• [Material shown]

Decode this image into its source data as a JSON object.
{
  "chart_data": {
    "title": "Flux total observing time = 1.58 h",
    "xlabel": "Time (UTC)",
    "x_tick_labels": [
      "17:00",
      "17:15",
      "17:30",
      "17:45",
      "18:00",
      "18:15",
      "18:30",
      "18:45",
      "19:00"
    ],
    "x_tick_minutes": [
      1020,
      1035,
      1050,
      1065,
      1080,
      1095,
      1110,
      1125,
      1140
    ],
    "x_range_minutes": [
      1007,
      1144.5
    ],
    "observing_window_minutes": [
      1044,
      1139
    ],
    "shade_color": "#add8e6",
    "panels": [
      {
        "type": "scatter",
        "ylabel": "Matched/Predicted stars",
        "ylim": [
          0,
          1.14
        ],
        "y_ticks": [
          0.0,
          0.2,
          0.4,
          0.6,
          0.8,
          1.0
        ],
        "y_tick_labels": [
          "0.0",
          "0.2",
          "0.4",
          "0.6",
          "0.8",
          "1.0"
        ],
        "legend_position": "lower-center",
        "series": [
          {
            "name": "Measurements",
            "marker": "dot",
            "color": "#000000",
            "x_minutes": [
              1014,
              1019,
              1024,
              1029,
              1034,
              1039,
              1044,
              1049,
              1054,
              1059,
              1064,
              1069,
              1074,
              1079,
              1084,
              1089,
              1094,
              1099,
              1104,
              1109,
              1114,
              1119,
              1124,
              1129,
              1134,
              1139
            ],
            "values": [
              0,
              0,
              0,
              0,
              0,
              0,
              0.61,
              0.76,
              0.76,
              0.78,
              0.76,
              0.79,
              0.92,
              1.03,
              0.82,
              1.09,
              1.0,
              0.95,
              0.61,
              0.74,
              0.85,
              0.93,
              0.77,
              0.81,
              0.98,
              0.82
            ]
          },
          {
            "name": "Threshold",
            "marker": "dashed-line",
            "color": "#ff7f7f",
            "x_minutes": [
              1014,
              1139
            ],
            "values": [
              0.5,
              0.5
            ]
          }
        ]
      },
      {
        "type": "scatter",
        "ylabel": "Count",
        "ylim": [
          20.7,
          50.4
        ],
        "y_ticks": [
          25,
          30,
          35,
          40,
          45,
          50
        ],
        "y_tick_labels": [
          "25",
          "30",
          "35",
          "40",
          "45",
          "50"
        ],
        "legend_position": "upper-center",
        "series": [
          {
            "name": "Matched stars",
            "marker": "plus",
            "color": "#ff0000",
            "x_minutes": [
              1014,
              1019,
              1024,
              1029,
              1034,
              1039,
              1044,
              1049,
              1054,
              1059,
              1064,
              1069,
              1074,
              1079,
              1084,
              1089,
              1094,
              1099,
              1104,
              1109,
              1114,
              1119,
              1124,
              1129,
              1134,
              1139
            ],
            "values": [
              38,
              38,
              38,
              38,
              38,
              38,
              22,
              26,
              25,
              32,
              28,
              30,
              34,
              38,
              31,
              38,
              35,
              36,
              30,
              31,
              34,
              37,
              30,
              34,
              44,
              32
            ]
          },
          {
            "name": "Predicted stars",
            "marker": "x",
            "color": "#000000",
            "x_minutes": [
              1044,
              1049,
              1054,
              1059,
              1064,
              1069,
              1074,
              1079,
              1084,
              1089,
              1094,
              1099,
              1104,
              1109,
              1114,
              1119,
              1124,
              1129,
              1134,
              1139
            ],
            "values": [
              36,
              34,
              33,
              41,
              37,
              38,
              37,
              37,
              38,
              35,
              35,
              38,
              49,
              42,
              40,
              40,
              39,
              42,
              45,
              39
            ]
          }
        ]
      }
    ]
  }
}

• [What is being asked]
Copy all the entries verbatim.

• [Expected output]
Decode this image into its source data as a JSON object.
{
  "chart_data": {
    "title": "Flux total observing time = 1.58 h",
    "xlabel": "Time (UTC)",
    "x_tick_labels": [
      "17:00",
      "17:15",
      "17:30",
      "17:45",
      "18:00",
      "18:15",
      "18:30",
      "18:45",
      "19:00"
    ],
    "x_tick_minutes": [
      1020,
      1035,
      1050,
      1065,
      1080,
      1095,
      1110,
      1125,
      1140
    ],
    "x_range_minutes": [
      1007,
      1144.5
    ],
    "observing_window_minutes": [
      1044,
      1139
    ],
    "shade_color": "#add8e6",
    "panels": [
      {
        "type": "scatter",
        "ylabel": "Matched/Predicted stars",
        "ylim": [
          0,
          1.14
        ],
        "y_ticks": [
          0.0,
          0.2,
          0.4,
          0.6,
          0.8,
          1.0
        ],
        "y_tick_labels": [
          "0.0",
          "0.2",
          "0.4",
          "0.6",
          "0.8",
          "1.0"
        ],
        "legend_position": "lower-center",
        "series": [
          {
            "name": "Measurements",
            "marker": "dot",
            "color": "#000000",
            "x_minutes": [
              1014,
              1019,
              1024,
              1029,
              1034,
              1039,
              1044,
              1049,
              1054,
              1059,
              1064,
              1069,
              1074,
              1079,
              1084,
              1089,
              1094,
              1099,
              1104,
              1109,
              1114,
              1119,
              1124,
              1129,
              1134,
              1139
            ],
            "values": [
              0,
              0,
              0,
              0,
              0,
              0,
              0.61,
              0.76,
              0.76,
              0.78,
              0.76,
              0.79,
              0.92,
              1.03,
              0.82,
              1.09,
              1.0,
              0.95,
              0.61,
              0.74,
              0.85,
              0.93,
              0.77,
              0.81,
              0.98,
              0.82
            ]
          },
          {
            "name": "Threshold",
            "marker": "dashed-line",
            "color": "#ff7f7f",
            "x_minutes": [
              1014,
              1139
            ],
            "values": [
              0.5,
              0.5
            ]
          }
        ]
      },
      {
        "type": "scatter",
        "ylabel": "Count",
        "ylim": [
          20.7,
          50.4
        ],
        "y_ticks": [
          25,
          30,
          35,
          40,
          45,
          50
        ],
        "y_tick_labels": [
          "25",
          "30",
          "35",
          "40",
          "45",
          "50"
        ],
        "legend_position": "upper-center",
        "series": [
          {
            "name": "Matched stars",
            "marker": "plus",
            "color": "#ff0000",
            "x_minutes": [
              1014,
              1019,
              1024,
              1029,
              1034,
              1039,
              1044,
              1049,
              1054,
              1059,
              1064,
              1069,
              1074,
              1079,
              1084,
              1089,
              1094,
              1099,
              1104,
              1109,
              1114,
              1119,
              1124,
              1129,
              1134,
              1139
            ],
            "values": [
              38,
              38,
              38,
              38,
              38,
              38,
              22,
              26,
              25,
              32,
              28,
              30,
              34,
              38,
              31,
              38,
              35,
              36,
              30,
              31,
              34,
              37,
              30,
              34,
              44,
              32
            ]
          },
          {
            "name": "Predicted stars",
            "marker": "x",
            "color": "#000000",
            "x_minutes": [
              1044,
              1049,
              1054,
              1059,
              1064,
              1069,
              1074,
              1079,
              1084,
              1089,
              1094,
              1099,
              1104,
              1109,
              1114,
              1119,
              1124,
              1129,
              1134,
              1139
            ],
            "values": [
              36,
              34,
              33,
              41,
              37,
              38,
              37,
              37,
              38,
              35,
              35,
              38,
              49,
              42,
              40,
              40,
              39,
              42,
              45,
              39
            ]
          }
        ]
      }
    ]
  }
}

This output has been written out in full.